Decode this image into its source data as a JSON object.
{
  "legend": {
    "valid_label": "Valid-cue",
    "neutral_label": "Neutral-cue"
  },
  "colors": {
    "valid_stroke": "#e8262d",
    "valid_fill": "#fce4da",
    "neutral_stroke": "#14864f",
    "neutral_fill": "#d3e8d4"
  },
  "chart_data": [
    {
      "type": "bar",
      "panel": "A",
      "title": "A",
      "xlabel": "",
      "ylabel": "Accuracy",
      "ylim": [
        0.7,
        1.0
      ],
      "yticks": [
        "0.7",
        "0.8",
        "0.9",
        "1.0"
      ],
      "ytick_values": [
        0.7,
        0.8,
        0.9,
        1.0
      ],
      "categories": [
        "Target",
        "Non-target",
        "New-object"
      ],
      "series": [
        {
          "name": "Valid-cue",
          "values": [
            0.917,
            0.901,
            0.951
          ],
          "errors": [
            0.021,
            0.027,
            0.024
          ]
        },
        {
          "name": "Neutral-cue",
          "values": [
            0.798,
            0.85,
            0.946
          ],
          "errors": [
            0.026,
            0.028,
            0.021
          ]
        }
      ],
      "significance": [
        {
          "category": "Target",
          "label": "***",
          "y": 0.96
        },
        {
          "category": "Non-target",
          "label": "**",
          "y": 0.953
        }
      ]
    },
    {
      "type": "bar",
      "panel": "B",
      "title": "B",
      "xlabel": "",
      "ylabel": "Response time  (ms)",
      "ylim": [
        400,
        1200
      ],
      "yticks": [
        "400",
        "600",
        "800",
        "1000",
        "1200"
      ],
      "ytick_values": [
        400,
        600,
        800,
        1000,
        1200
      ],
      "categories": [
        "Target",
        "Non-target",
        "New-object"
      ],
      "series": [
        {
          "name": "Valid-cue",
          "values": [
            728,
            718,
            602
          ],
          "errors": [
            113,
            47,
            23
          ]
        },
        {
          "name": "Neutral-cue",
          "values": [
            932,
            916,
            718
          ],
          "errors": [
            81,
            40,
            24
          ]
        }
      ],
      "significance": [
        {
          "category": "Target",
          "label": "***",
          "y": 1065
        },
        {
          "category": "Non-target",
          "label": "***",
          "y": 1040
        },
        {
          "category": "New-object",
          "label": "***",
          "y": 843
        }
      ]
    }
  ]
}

---

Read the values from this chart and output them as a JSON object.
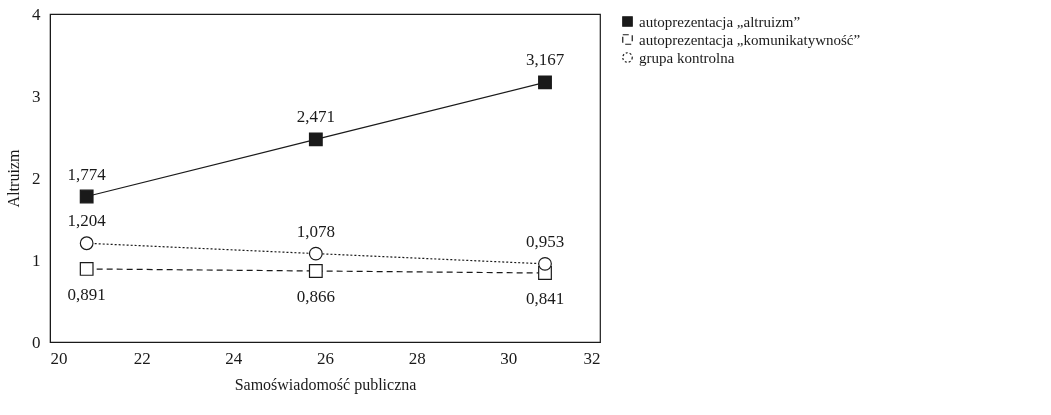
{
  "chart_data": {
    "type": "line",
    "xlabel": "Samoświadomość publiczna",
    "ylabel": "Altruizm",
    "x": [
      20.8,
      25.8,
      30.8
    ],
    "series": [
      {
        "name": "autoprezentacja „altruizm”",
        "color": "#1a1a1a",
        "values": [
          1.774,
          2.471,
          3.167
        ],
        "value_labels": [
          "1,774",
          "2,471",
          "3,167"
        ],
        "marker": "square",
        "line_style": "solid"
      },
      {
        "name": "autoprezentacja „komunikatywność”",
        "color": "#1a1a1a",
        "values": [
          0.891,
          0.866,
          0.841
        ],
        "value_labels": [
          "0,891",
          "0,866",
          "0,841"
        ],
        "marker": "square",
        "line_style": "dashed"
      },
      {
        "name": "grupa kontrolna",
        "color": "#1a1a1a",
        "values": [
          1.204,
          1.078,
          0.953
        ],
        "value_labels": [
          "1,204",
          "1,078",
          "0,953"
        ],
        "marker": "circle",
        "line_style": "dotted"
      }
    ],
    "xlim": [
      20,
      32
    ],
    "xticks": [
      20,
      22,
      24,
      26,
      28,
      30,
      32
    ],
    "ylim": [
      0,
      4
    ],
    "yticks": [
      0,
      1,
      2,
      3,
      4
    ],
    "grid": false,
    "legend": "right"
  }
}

Directions:
Within the listing above, find every line containing the string "object" and return it.

Response:
Decode this image into its source data as a JSON object.
        "New-object"
        "New-object"
          "category": "New-object",
Read the values from this chart and output them as a JSON object.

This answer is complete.